━━━ INFORMATION SHOWN ━━━
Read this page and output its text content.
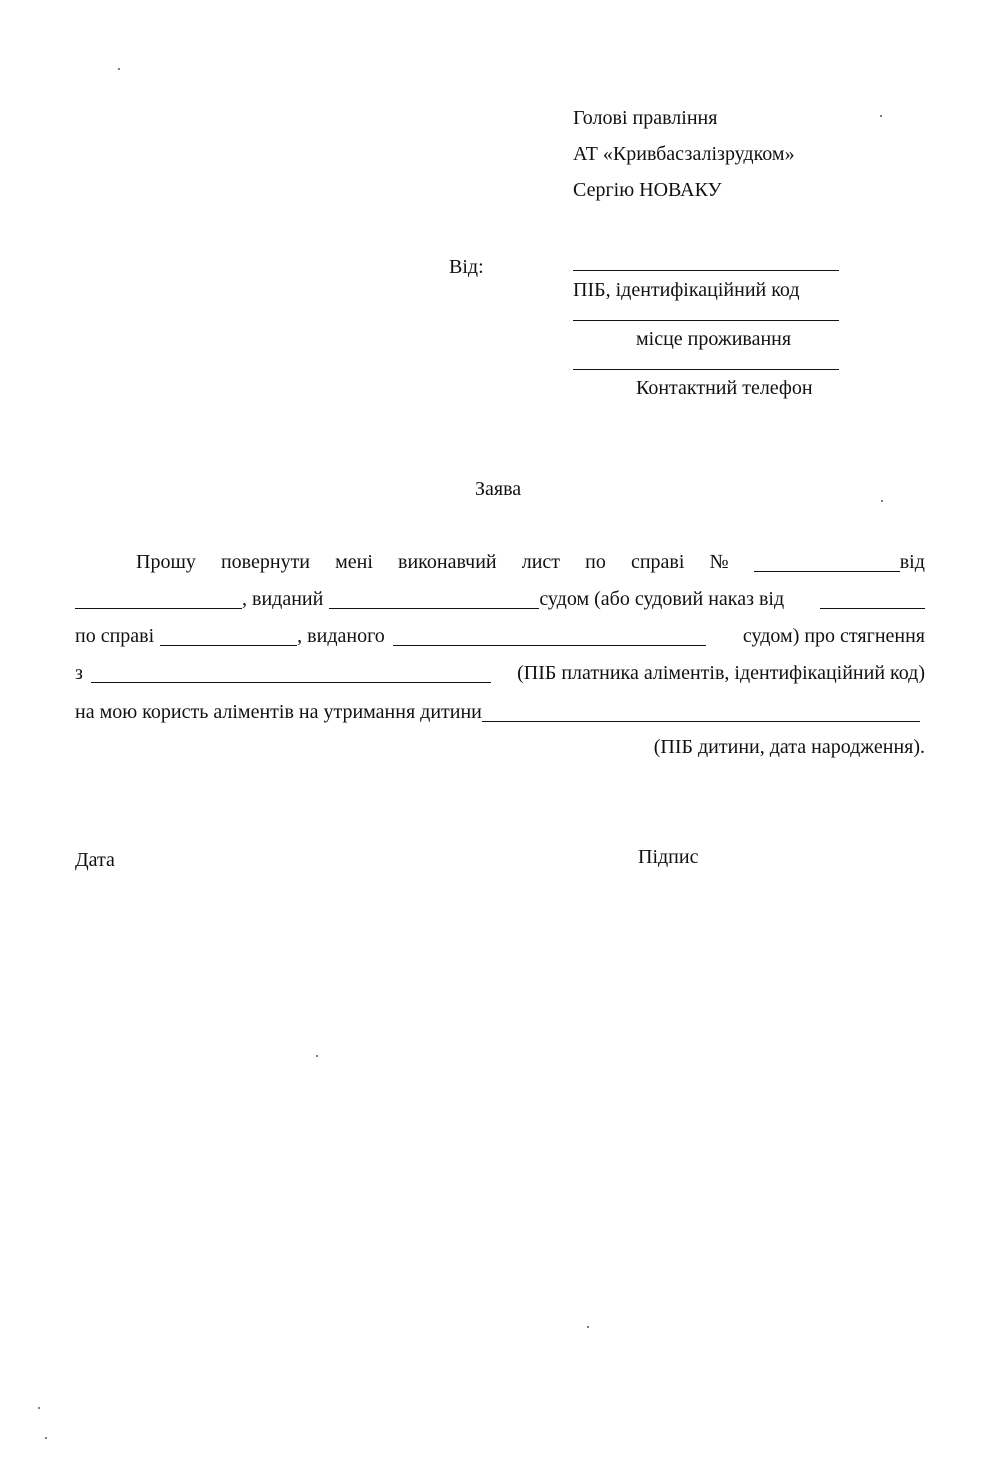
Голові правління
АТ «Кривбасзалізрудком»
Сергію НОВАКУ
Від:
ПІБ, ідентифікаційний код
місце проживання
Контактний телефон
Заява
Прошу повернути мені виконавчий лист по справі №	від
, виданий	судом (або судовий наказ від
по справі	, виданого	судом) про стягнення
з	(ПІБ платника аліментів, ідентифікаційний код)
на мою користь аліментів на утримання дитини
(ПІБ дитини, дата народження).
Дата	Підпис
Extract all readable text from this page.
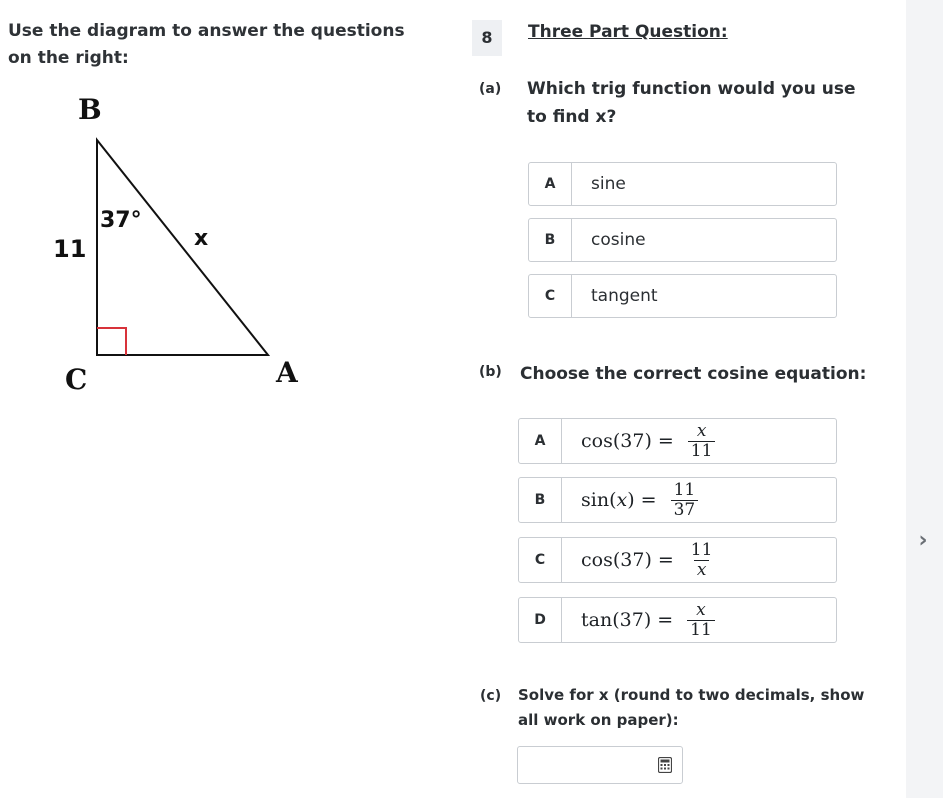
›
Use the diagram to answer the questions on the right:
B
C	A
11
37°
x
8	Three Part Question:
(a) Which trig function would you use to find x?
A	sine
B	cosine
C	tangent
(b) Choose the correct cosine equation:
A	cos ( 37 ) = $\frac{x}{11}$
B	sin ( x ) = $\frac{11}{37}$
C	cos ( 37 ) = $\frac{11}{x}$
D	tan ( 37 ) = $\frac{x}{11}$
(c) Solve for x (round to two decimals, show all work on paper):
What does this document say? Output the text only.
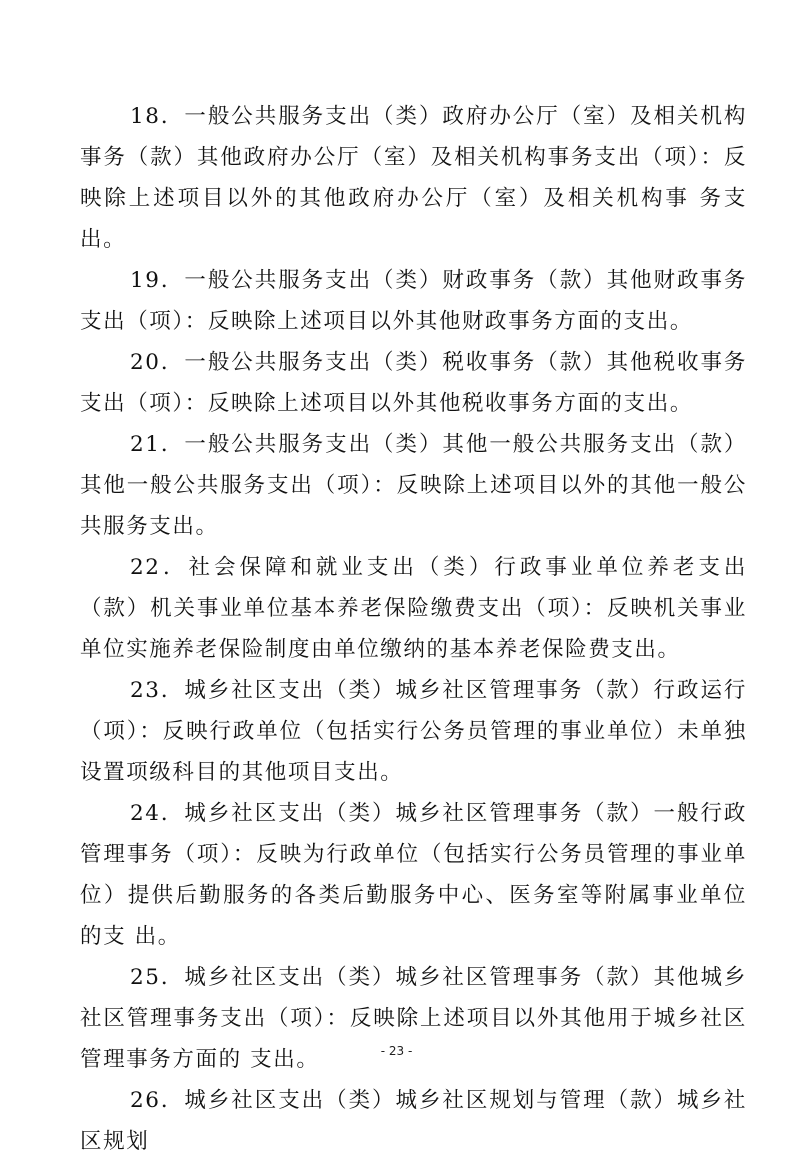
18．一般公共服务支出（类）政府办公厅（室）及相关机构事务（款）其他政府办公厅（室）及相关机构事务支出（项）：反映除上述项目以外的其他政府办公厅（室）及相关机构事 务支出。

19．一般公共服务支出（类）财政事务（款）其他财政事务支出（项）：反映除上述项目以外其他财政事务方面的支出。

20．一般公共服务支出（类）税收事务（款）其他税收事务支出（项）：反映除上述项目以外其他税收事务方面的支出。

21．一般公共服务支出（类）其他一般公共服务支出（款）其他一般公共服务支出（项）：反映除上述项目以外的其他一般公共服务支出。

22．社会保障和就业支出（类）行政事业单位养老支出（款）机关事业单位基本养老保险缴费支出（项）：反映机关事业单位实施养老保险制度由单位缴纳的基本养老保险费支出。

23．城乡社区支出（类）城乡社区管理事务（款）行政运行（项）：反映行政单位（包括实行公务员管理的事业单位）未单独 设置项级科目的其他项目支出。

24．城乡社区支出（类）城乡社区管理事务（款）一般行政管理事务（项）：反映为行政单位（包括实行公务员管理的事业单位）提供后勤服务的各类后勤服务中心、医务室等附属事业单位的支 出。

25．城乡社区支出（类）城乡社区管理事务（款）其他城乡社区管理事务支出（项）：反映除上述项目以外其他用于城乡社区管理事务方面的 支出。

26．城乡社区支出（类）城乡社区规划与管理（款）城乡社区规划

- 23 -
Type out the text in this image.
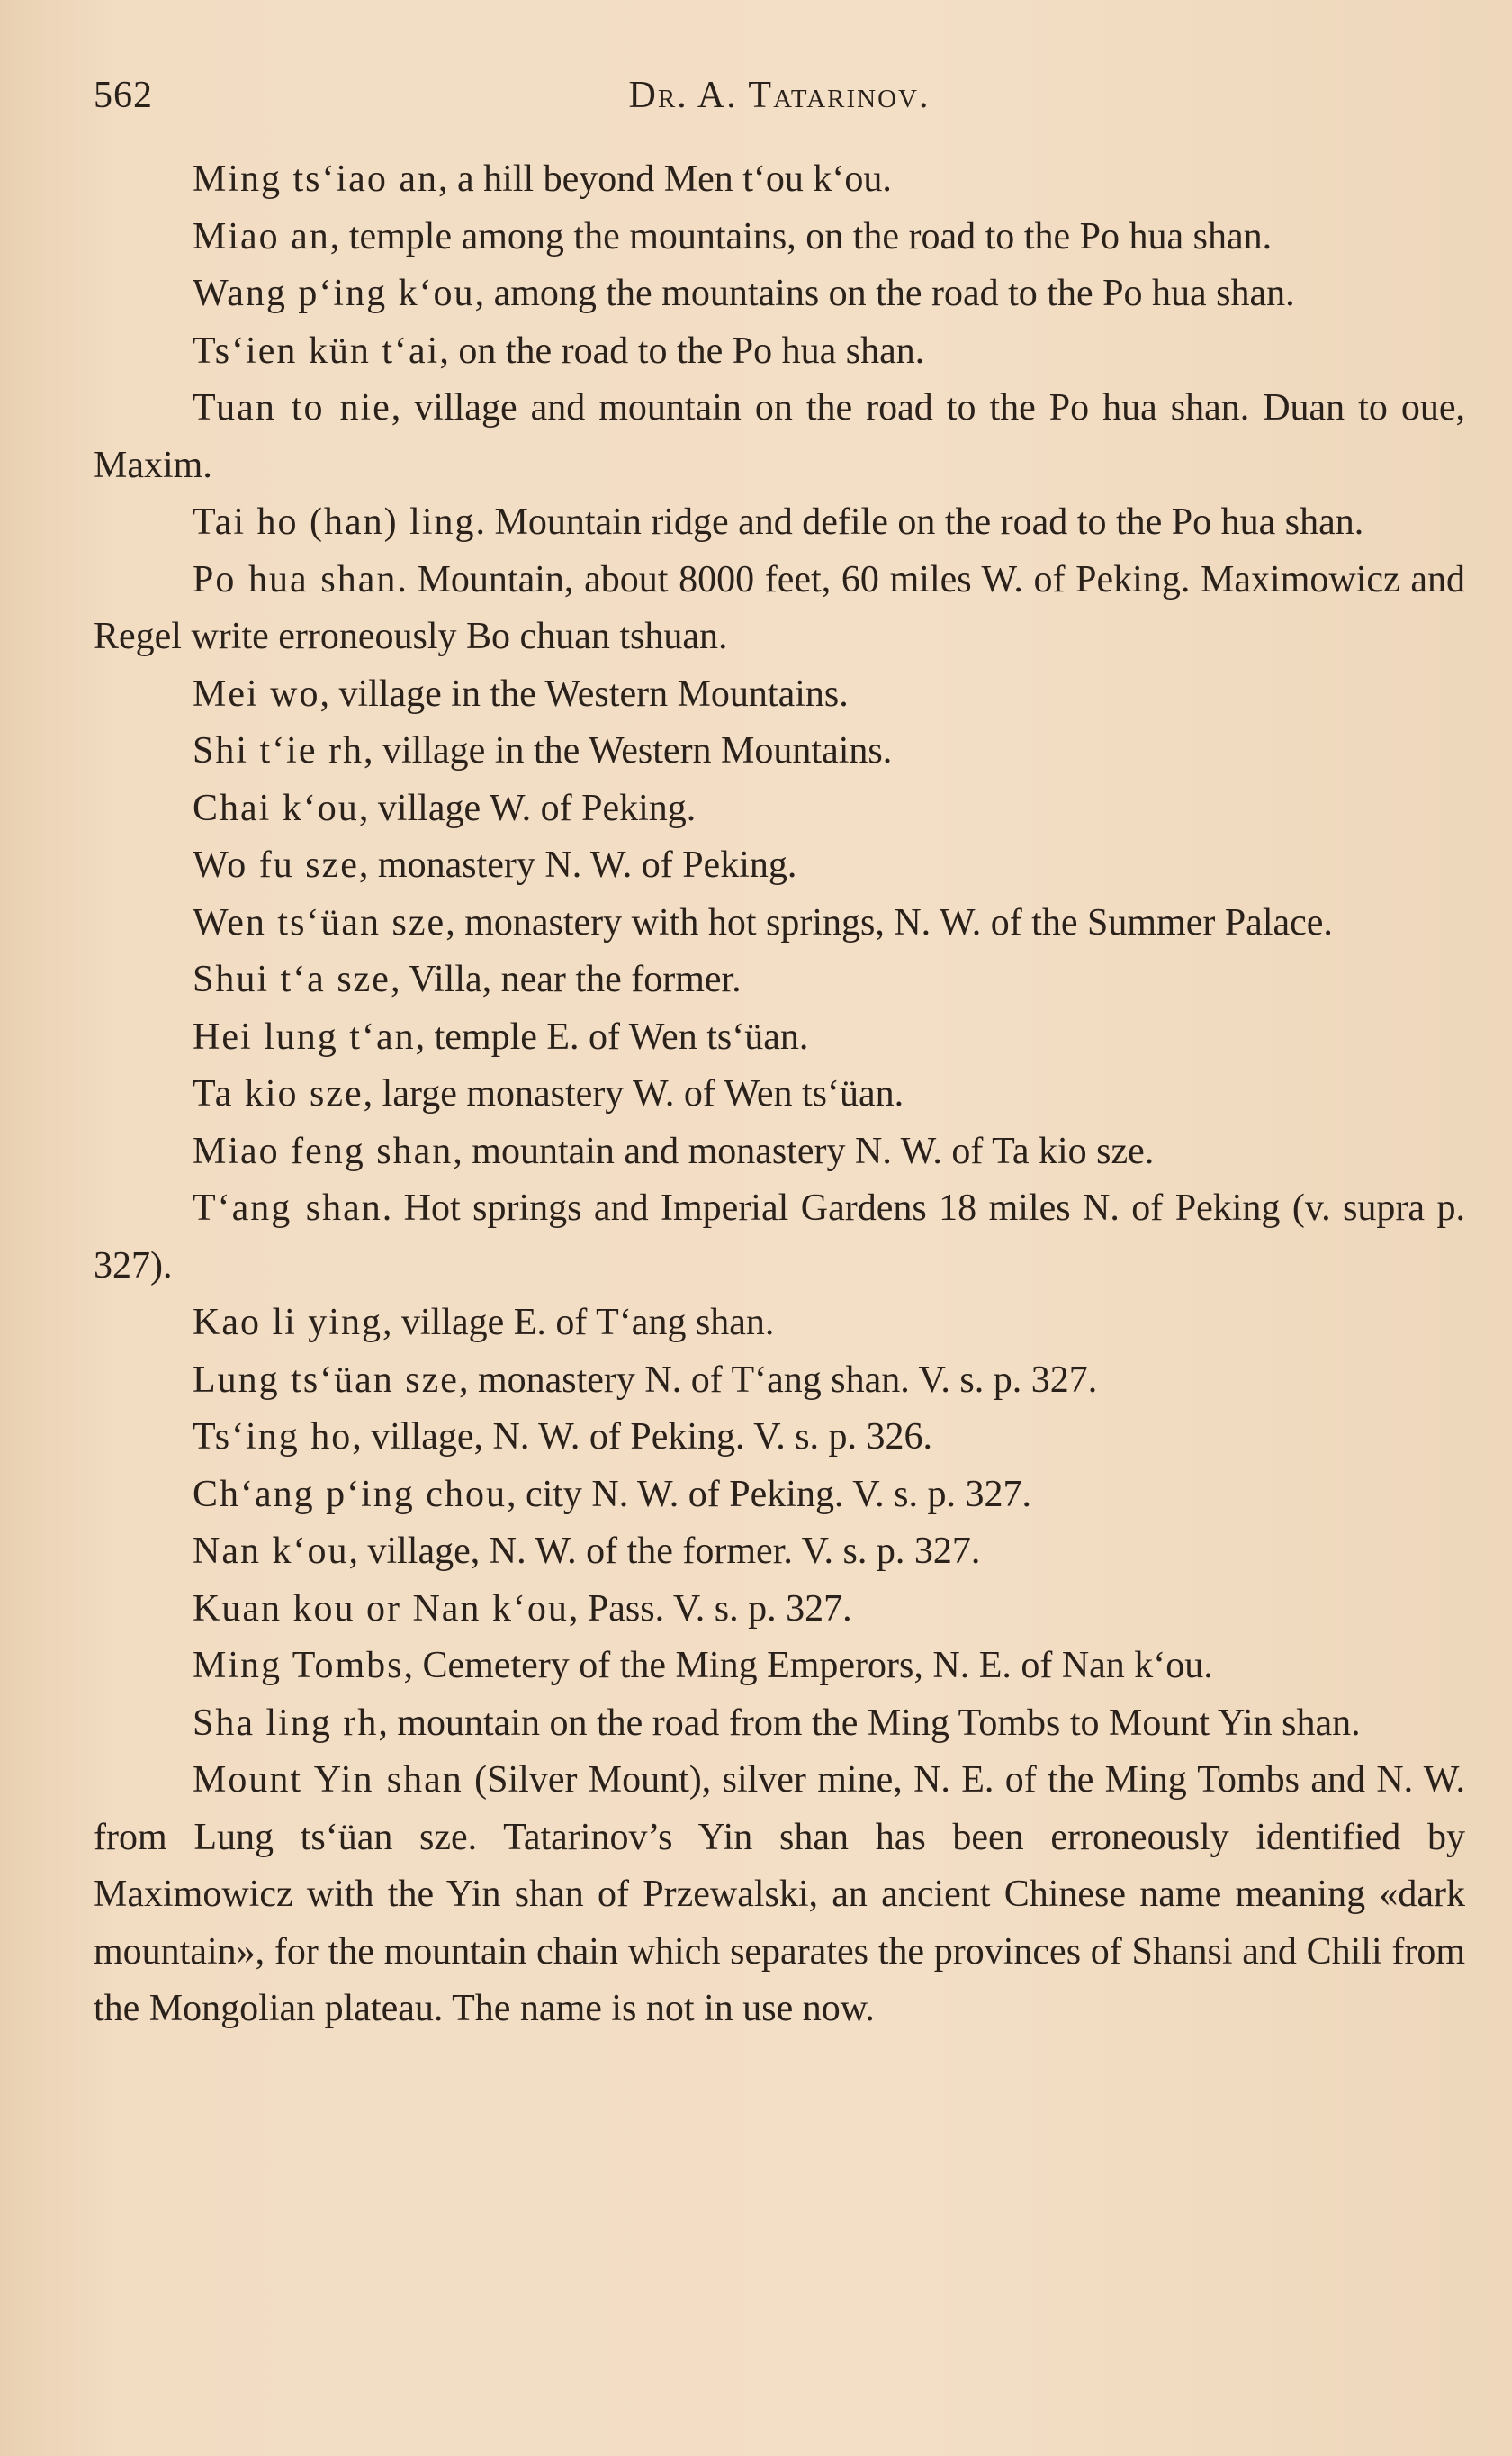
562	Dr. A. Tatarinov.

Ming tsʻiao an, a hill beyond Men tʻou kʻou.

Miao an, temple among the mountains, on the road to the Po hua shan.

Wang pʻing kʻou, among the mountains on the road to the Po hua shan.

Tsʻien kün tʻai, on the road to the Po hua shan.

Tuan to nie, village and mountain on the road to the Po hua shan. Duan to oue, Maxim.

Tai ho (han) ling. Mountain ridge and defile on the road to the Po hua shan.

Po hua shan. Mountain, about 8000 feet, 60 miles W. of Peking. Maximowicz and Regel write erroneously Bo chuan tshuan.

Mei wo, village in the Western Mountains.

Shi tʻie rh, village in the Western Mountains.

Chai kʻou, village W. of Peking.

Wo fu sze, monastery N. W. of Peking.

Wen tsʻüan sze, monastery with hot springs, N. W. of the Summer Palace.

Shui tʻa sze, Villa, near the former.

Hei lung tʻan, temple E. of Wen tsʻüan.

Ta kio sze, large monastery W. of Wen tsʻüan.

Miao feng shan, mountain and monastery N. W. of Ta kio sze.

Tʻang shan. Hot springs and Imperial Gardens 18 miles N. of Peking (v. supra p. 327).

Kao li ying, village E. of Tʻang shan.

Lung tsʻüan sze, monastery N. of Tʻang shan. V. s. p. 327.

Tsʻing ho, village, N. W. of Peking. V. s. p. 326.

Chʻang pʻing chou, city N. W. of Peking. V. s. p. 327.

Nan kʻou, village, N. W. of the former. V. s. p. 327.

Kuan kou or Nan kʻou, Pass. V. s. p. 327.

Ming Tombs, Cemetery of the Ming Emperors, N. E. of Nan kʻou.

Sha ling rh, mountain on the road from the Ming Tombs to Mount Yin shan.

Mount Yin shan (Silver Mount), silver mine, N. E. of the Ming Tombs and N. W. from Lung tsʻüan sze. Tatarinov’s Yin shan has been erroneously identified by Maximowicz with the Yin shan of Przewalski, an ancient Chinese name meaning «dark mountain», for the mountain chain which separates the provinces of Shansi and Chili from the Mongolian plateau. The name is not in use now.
━━━
OBJECTIVE:
Can the entries above be repeated exactly, without their pictures?

REPLY:
Read this page and output its text content.
Голові правління
АТ «Кривбасзалізрудком»
Сергію НОВАКУ
Від:
ПІБ, ідентифікаційний код
місце проживання
Контактний телефон
Заява
Прошу повернути мені виконавчий лист по справі №	від
, виданий	судом (або судовий наказ від
по справі	, виданого	судом) про стягнення
з	(ПІБ платника аліментів, ідентифікаційний код)
на мою користь аліментів на утримання дитини
(ПІБ дитини, дата народження).
Дата	Підпис
Extract all readable text from this page.
›
Use the diagram to answer the questions on the right:
B
C	A
11
37°
x
8	Three Part Question:
(a) Which trig function would you use to find x?
A	sine
B	cosine
C	tangent
(b) Choose the correct cosine equation:
A	cos ( 37 ) = $\frac{x}{11}$
B	sin ( x ) = $\frac{11}{37}$
C	cos ( 37 ) = $\frac{11}{x}$
D	tan ( 37 ) = $\frac{x}{11}$
(c) Solve for x (round to two decimals, show all work on paper):
What does this document say? Output the text only.
18．一般公共服务支出（类）政府办公厅（室）及相关机构事务（款）其他政府办公厅（室）及相关机构事务支出（项）：反映除上述项目以外的其他政府办公厅（室）及相关机构事 务支出。

19．一般公共服务支出（类）财政事务（款）其他财政事务支出（项）：反映除上述项目以外其他财政事务方面的支出。

20．一般公共服务支出（类）税收事务（款）其他税收事务支出（项）：反映除上述项目以外其他税收事务方面的支出。

21．一般公共服务支出（类）其他一般公共服务支出（款）其他一般公共服务支出（项）：反映除上述项目以外的其他一般公共服务支出。

22．社会保障和就业支出（类）行政事业单位养老支出（款）机关事业单位基本养老保险缴费支出（项）：反映机关事业单位实施养老保险制度由单位缴纳的基本养老保险费支出。

23．城乡社区支出（类）城乡社区管理事务（款）行政运行（项）：反映行政单位（包括实行公务员管理的事业单位）未单独 设置项级科目的其他项目支出。

24．城乡社区支出（类）城乡社区管理事务（款）一般行政管理事务（项）：反映为行政单位（包括实行公务员管理的事业单位）提供后勤服务的各类后勤服务中心、医务室等附属事业单位的支 出。

25．城乡社区支出（类）城乡社区管理事务（款）其他城乡社区管理事务支出（项）：反映除上述项目以外其他用于城乡社区管理事务方面的 支出。

26．城乡社区支出（类）城乡社区规划与管理（款）城乡社区规划

- 23 -
Type out the text in this image.
562	Dr. A. Tatarinov.

Ming tsʻiao an, a hill beyond Men tʻou kʻou.

Miao an, temple among the mountains, on the road to the Po hua shan.

Wang pʻing kʻou, among the mountains on the road to the Po hua shan.

Tsʻien kün tʻai, on the road to the Po hua shan.

Tuan to nie, village and mountain on the road to the Po hua shan. Duan to oue, Maxim.

Tai ho (han) ling. Mountain ridge and defile on the road to the Po hua shan.

Po hua shan. Mountain, about 8000 feet, 60 miles W. of Peking. Maximowicz and Regel write erroneously Bo chuan tshuan.

Mei wo, village in the Western Mountains.

Shi tʻie rh, village in the Western Mountains.

Chai kʻou, village W. of Peking.

Wo fu sze, monastery N. W. of Peking.

Wen tsʻüan sze, monastery with hot springs, N. W. of the Summer Palace.

Shui tʻa sze, Villa, near the former.

Hei lung tʻan, temple E. of Wen tsʻüan.

Ta kio sze, large monastery W. of Wen tsʻüan.

Miao feng shan, mountain and monastery N. W. of Ta kio sze.

Tʻang shan. Hot springs and Imperial Gardens 18 miles N. of Peking (v. supra p. 327).

Kao li ying, village E. of Tʻang shan.

Lung tsʻüan sze, monastery N. of Tʻang shan. V. s. p. 327.

Tsʻing ho, village, N. W. of Peking. V. s. p. 326.

Chʻang pʻing chou, city N. W. of Peking. V. s. p. 327.

Nan kʻou, village, N. W. of the former. V. s. p. 327.

Kuan kou or Nan kʻou, Pass. V. s. p. 327.

Ming Tombs, Cemetery of the Ming Emperors, N. E. of Nan kʻou.

Sha ling rh, mountain on the road from the Ming Tombs to Mount Yin shan.

Mount Yin shan (Silver Mount), silver mine, N. E. of the Ming Tombs and N. W. from Lung tsʻüan sze. Tatarinov’s Yin shan has been erroneously identified by Maximowicz with the Yin shan of Przewalski, an ancient Chinese name meaning «dark mountain», for the mountain chain which separates the provinces of Shansi and Chili from the Mongolian plateau. The name is not in use now.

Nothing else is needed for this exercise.